[Exercise]
Rewrite the listing from its first line through the line that contains "533, 751, 579]" as a JSON list of strings, with one string per line and blank lines left out.
==*==
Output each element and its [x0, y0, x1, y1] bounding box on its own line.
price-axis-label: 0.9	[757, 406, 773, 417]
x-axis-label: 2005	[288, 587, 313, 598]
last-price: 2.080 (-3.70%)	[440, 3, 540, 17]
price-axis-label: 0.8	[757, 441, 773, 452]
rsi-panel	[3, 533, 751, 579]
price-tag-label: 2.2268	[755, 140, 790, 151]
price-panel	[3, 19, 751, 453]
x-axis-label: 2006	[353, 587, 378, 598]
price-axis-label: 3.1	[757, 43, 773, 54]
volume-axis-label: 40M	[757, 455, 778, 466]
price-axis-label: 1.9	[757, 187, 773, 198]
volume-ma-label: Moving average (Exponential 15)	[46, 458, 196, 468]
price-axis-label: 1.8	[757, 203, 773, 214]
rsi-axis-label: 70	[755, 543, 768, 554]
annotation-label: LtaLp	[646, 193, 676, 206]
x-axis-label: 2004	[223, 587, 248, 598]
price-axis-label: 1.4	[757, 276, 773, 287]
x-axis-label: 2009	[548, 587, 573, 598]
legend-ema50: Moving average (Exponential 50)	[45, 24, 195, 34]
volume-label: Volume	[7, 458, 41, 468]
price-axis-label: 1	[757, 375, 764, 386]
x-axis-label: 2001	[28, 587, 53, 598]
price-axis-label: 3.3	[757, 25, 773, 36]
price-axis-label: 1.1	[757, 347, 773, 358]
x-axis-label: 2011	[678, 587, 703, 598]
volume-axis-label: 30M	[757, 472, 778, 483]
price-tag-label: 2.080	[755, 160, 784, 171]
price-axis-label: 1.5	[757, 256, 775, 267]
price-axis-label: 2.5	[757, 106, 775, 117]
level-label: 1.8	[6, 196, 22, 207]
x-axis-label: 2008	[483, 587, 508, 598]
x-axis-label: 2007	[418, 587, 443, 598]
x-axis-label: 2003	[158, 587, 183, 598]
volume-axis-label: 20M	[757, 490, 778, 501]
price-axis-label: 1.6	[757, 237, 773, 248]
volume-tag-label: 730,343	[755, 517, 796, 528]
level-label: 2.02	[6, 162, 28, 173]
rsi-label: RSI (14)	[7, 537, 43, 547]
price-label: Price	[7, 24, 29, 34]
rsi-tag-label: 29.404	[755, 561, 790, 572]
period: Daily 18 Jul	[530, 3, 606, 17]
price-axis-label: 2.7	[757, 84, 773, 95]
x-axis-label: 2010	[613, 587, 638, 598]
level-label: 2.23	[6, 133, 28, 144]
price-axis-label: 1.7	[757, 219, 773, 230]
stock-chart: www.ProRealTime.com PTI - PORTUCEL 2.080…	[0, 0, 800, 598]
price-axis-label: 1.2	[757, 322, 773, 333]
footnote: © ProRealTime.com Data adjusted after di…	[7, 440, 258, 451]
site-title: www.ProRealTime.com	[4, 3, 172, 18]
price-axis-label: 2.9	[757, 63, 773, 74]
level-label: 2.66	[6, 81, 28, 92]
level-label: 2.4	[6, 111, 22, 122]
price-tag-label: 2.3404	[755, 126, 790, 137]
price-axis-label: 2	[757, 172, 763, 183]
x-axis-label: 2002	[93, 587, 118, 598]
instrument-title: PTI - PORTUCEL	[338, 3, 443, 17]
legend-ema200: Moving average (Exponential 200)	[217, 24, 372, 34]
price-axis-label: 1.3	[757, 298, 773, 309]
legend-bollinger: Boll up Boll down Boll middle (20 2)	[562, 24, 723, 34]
==*==
[Task solution]
[
  "Output each element and its [x0, y0, x1, y1] bounding box on its own line.",
  "price-axis-label: 0.9\t[757, 406, 773, 417]",
  "x-axis-label: 2005\t[288, 587, 313, 598]",
  "last-price: 2.080 (-3.70%)\t[440, 3, 540, 17]",
  "price-axis-label: 0.8\t[757, 441, 773, 452]",
  "rsi-panel\t[3, 533, 751, 579]"
]